[Problem to work on]
Please state how many lines in the records contain the string "Семья", with no words besides the number.
═══
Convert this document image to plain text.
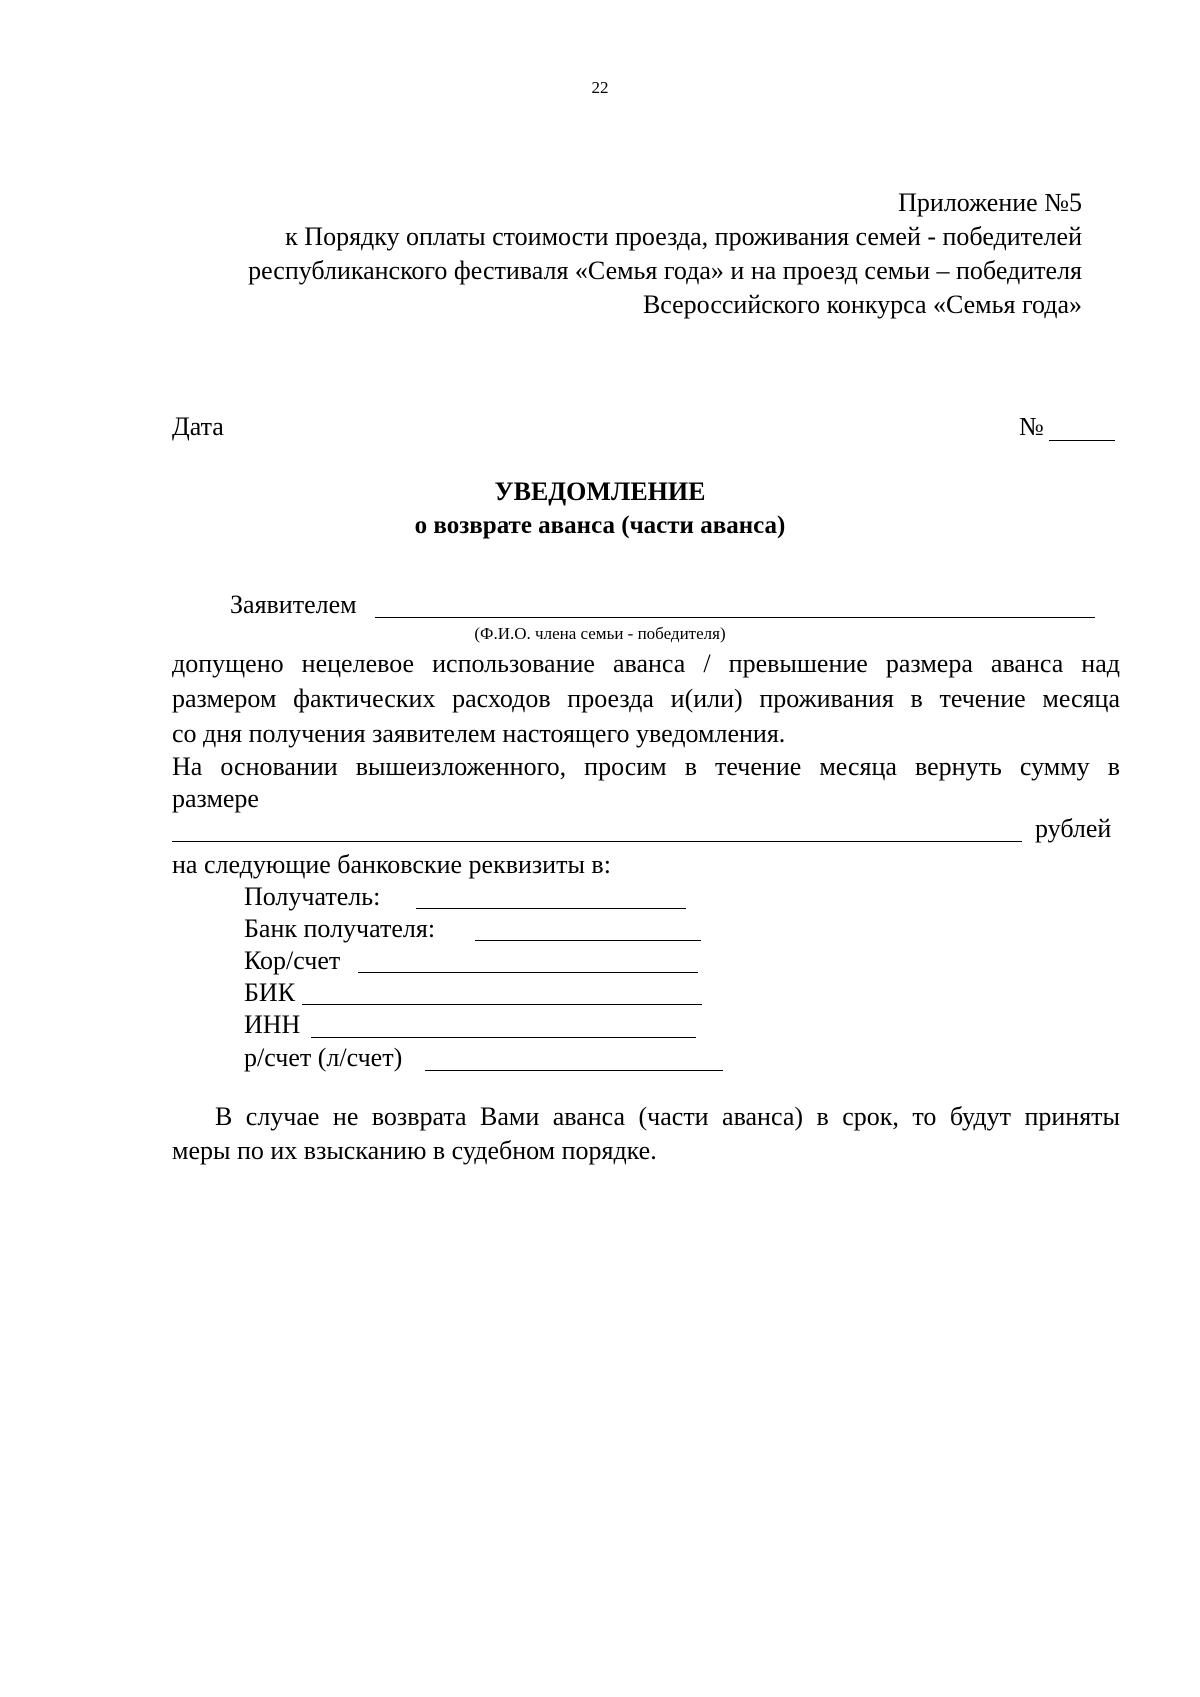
22
Приложение №5
к Порядку оплаты стоимости проезда, проживания семей - победителей
республиканского фестиваля «Семья года» и на проезд семьи – победителя
Всероссийского конкурса «Семья года»
Дата	№
УВЕДОМЛЕНИЕ
о возврате аванса (части аванса)
Заявителем
(Ф.И.О. члена семьи - победителя)
допущено нецелевое использование аванса / превышение размера аванса над
размером фактических расходов проезда и(или) проживания в течение месяца
со дня получения заявителем настоящего уведомления.
На основании вышеизложенного, просим в течение месяца вернуть сумму в
размере
рублей
на следующие банковские реквизиты в:
Получатель:
Банк получателя:
Кор/счет
БИК
ИНН
р/счет (л/счет)
В случае не возврата Вами аванса (части аванса) в срок, то будут приняты
меры по их взысканию в судебном порядке.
═══
[Solution to the problem]
2